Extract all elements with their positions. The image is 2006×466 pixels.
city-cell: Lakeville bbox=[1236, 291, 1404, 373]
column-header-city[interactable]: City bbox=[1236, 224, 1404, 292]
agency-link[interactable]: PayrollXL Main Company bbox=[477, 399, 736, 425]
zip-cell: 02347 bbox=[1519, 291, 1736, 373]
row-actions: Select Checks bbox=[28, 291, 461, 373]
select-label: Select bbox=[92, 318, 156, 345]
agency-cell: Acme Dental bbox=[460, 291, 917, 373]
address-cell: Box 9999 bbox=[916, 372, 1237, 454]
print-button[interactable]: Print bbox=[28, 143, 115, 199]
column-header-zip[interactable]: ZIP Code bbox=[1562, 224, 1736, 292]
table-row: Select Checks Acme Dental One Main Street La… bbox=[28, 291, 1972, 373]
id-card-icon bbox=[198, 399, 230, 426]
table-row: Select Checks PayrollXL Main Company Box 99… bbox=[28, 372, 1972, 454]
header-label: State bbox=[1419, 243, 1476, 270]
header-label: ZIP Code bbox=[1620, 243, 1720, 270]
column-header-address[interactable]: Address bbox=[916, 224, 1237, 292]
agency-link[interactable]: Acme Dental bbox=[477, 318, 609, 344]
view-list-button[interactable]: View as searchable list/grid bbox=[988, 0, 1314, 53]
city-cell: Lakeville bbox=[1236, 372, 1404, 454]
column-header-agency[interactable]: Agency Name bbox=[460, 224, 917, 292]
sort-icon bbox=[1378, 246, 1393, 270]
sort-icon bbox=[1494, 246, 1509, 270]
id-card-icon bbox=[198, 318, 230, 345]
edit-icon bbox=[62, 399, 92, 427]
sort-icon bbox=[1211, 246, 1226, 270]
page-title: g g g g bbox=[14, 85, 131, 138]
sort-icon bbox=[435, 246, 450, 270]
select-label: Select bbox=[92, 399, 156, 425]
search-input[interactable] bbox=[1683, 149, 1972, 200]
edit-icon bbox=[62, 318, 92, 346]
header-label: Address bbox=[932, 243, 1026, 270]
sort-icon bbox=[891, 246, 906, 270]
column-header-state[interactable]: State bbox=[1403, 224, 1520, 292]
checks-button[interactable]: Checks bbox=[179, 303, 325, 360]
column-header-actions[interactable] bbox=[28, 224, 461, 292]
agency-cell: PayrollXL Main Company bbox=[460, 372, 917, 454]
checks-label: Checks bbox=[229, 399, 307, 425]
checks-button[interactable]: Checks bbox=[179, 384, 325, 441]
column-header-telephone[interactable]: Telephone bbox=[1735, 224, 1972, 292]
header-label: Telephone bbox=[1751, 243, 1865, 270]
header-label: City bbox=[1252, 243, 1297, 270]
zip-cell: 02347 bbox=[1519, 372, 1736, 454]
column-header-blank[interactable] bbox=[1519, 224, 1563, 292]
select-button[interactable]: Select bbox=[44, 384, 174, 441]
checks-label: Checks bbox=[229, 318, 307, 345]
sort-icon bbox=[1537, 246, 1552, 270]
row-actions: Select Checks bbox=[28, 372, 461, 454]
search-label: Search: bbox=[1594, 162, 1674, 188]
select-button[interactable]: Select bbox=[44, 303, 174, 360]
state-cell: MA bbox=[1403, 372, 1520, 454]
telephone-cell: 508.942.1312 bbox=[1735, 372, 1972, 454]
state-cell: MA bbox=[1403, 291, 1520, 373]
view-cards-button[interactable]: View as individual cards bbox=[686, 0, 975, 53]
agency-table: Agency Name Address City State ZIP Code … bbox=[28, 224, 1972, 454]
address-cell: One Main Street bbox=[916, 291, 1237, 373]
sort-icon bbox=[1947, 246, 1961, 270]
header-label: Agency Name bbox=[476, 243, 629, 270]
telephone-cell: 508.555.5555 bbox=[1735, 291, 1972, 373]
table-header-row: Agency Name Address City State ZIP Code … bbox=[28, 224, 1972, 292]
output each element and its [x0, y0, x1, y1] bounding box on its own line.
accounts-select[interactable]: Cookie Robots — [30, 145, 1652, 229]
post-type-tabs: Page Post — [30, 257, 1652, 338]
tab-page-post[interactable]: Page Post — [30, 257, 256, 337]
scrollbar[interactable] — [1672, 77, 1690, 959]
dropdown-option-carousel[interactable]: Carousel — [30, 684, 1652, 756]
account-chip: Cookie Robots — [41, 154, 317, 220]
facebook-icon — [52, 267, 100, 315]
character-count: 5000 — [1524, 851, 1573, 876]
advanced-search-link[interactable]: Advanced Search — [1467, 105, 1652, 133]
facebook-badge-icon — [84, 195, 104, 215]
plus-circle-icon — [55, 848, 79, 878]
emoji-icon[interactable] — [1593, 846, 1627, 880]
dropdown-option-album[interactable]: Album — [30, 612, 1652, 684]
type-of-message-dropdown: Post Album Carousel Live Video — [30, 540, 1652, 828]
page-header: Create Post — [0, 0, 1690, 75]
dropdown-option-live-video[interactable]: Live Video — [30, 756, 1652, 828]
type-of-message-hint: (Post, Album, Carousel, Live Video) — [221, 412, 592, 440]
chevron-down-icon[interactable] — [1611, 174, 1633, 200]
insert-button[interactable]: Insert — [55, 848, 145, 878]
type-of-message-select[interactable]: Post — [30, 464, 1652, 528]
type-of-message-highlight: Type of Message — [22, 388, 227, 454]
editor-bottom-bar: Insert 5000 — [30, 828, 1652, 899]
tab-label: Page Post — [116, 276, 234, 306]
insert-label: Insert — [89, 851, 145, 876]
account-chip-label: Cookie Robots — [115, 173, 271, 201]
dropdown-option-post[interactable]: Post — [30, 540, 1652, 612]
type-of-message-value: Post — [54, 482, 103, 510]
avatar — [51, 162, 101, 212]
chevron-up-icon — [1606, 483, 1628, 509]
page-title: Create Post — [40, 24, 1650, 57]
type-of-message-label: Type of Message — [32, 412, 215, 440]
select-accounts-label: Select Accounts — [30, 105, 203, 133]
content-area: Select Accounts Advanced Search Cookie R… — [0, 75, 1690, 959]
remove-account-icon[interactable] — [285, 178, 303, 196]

● **GOAL**
Give all the data above as a Markdown table with two columns, Row and Line. Put a sequential number in Row and one line in Line, leaving out any blank lines.

● **EXERCISE SOLUTION**
| Row | Line |
|---|---|
| 1 | Extract all elements with their positions. The image is 2006×466 pixels. |
| 2 | city-cell: Lakeville bbox=[1236, 291, 1404, 373] |
| 3 | column-header-city[interactable]: City bbox=[1236, 224, 1404, 292] |
| 4 | agency-link[interactable]: PayrollXL Main Company bbox=[477, 399, 736, 425] |
| 5 | zip-cell: 02347 bbox=[1519, 291, 1736, 373] |
| 6 | row-actions: Select Checks bbox=[28, 291, 461, 373] |
| 7 | select-label: Select bbox=[92, 318, 156, 345] |
| 8 | agency-cell: Acme Dental bbox=[460, 291, 917, 373] |
| 9 | address-cell: Box 9999 bbox=[916, 372, 1237, 454] |
| 10 | print-button[interactable]: Print bbox=[28, 143, 115, 199] |
| 11 | column-header-zip[interactable]: ZIP Code bbox=[1562, 224, 1736, 292] |
| 12 | table-row: Select Checks Acme Dental One Main Street La… bbox=[28, 291, 1972, 373] |
| 13 | id-card-icon bbox=[198, 399, 230, 426] |
| 14 | table-row: Select Checks PayrollXL Main Company Box 99… bbox=[28, 372, 1972, 454] |
| 15 | header-label: State bbox=[1419, 243, 1476, 270] |
| 16 | header-label: ZIP Code bbox=[1620, 243, 1720, 270] |
| 17 | column-header-address[interactable]: Address bbox=[916, 224, 1237, 292] |
| 18 | agency-link[interactable]: Acme Dental bbox=[477, 318, 609, 344] |
| 19 | view-list-button[interactable]: View as searchable list/grid bbox=[988, 0, 1314, 53] |
| 20 | city-cell: Lakeville bbox=[1236, 372, 1404, 454] |
| 21 | column-header-agency[interactable]: Agency Name bbox=[460, 224, 917, 292] |
| 22 | sort-icon bbox=[1378, 246, 1393, 270] |
| 23 | sort-icon bbox=[1494, 246, 1509, 270] |
| 24 | id-card-icon bbox=[198, 318, 230, 345] |
| 25 | edit-icon bbox=[62, 399, 92, 427] |
| 26 | sort-icon bbox=[1211, 246, 1226, 270] |
| 27 | page-title: g g g g bbox=[14, 85, 131, 138] |
| 28 | sort-icon bbox=[435, 246, 450, 270] |
| 29 | select-label: Select bbox=[92, 399, 156, 425] |
| 30 | search-input[interactable] bbox=[1683, 149, 1972, 200] |
| 31 | edit-icon bbox=[62, 318, 92, 346] |
| 32 | header-label: Address bbox=[932, 243, 1026, 270] |
| 33 | sort-icon bbox=[891, 246, 906, 270] |
| 34 | column-header-state[interactable]: State bbox=[1403, 224, 1520, 292] |
| 35 | checks-button[interactable]: Checks bbox=[179, 303, 325, 360] |
| 36 | column-header-actions[interactable] bbox=[28, 224, 461, 292] |
| 37 | agency-cell: PayrollXL Main Company bbox=[460, 372, 917, 454] |
| 38 | checks-label: Checks bbox=[229, 399, 307, 425] |
| 39 | checks-button[interactable]: Checks bbox=[179, 384, 325, 441] |
| 40 | column-header-telephone[interactable]: Telephone bbox=[1735, 224, 1972, 292] |
| 41 | header-label: Telephone bbox=[1751, 243, 1865, 270] |
| 42 | header-label: City bbox=[1252, 243, 1297, 270] |
| 43 | zip-cell: 02347 bbox=[1519, 372, 1736, 454] |
| 44 | column-header-blank[interactable] bbox=[1519, 224, 1563, 292] |
| 45 | select-button[interactable]: Select bbox=[44, 384, 174, 441] |
| 46 | checks-label: Checks bbox=[229, 318, 307, 345] |
| 47 | sort-icon bbox=[1537, 246, 1552, 270] |
| 48 | row-actions: Select Checks bbox=[28, 372, 461, 454] |
| 49 | search-label: Search: bbox=[1594, 162, 1674, 188] |
| 50 | select-button[interactable]: Select bbox=[44, 303, 174, 360] |
| 51 | state-cell: MA bbox=[1403, 372, 1520, 454] |
| 52 | telephone-cell: 508.942.1312 bbox=[1735, 372, 1972, 454] |
| 53 | state-cell: MA bbox=[1403, 291, 1520, 373] |
| 54 | view-cards-button[interactable]: View as individual cards bbox=[686, 0, 975, 53] |
| 55 | agency-table: Agency Name Address City State ZIP Code … bbox=[28, 224, 1972, 454] |
| 56 | address-cell: One Main Street bbox=[916, 291, 1237, 373] |
| 57 | sort-icon bbox=[1947, 246, 1961, 270] |
| 58 | header-label: Agency Name bbox=[476, 243, 629, 270] |
| 59 | telephone-cell: 508.555.5555 bbox=[1735, 291, 1972, 373] |
| 60 | table-header-row: Agency Name Address City State ZIP Code … bbox=[28, 224, 1972, 292] |
| 61 | output each element and its [x0, y0, x1, y1] bounding box on its own line. |
| 62 | accounts-select[interactable]: Cookie Robots — [30, 145, 1652, 229] |
| 63 | post-type-tabs: Page Post — [30, 257, 1652, 338] |
| 64 | tab-page-post[interactable]: Page Post — [30, 257, 256, 337] |
| 65 | scrollbar[interactable] — [1672, 77, 1690, 959] |
| 66 | dropdown-option-carousel[interactable]: Carousel — [30, 684, 1652, 756] |
| 67 | account-chip: Cookie Robots — [41, 154, 317, 220] |
| 68 | facebook-icon — [52, 267, 100, 315] |
| 69 | character-count: 5000 — [1524, 851, 1573, 876] |
| 70 | advanced-search-link[interactable]: Advanced Search — [1467, 105, 1652, 133] |
| 71 | facebook-badge-icon — [84, 195, 104, 215] |
| 72 | plus-circle-icon — [55, 848, 79, 878] |
| 73 | emoji-icon[interactable] — [1593, 846, 1627, 880] |
| 74 | dropdown-option-album[interactable]: Album — [30, 612, 1652, 684] |
| 75 | type-of-message-dropdown: Post Album Carousel Live Video — [30, 540, 1652, 828] |
| 76 | page-header: Create Post — [0, 0, 1690, 75] |
| 77 | dropdown-option-live-video[interactable]: Live Video — [30, 756, 1652, 828] |
| 78 | type-of-message-hint: (Post, Album, Carousel, Live Video) — [221, 412, 592, 440] |
| 79 | chevron-down-icon[interactable] — [1611, 174, 1633, 200] |
| 80 | insert-button[interactable]: Insert — [55, 848, 145, 878] |
| 81 | type-of-message-select[interactable]: Post — [30, 464, 1652, 528] |
| 82 | type-of-message-highlight: Type of Message — [22, 388, 227, 454] |
| 83 | editor-bottom-bar: Insert 5000 — [30, 828, 1652, 899] |
| 84 | tab-label: Page Post — [116, 276, 234, 306] |
| 85 | insert-label: Insert — [89, 851, 145, 876] |
| 86 | account-chip-label: Cookie Robots — [115, 173, 271, 201] |
| 87 | dropdown-option-post[interactable]: Post — [30, 540, 1652, 612] |
| 88 | type-of-message-value: Post — [54, 482, 103, 510] |
| 89 | avatar — [51, 162, 101, 212] |
| 90 | chevron-up-icon — [1606, 483, 1628, 509] |
| 91 | page-title: Create Post — [40, 24, 1650, 57] |
| 92 | type-of-message-label: Type of Message — [32, 412, 215, 440] |
| 93 | select-accounts-label: Select Accounts — [30, 105, 203, 133] |
| 94 | content-area: Select Accounts Advanced Search Cookie R… — [0, 75, 1690, 959] |
| 95 | remove-account-icon[interactable] — [285, 178, 303, 196] |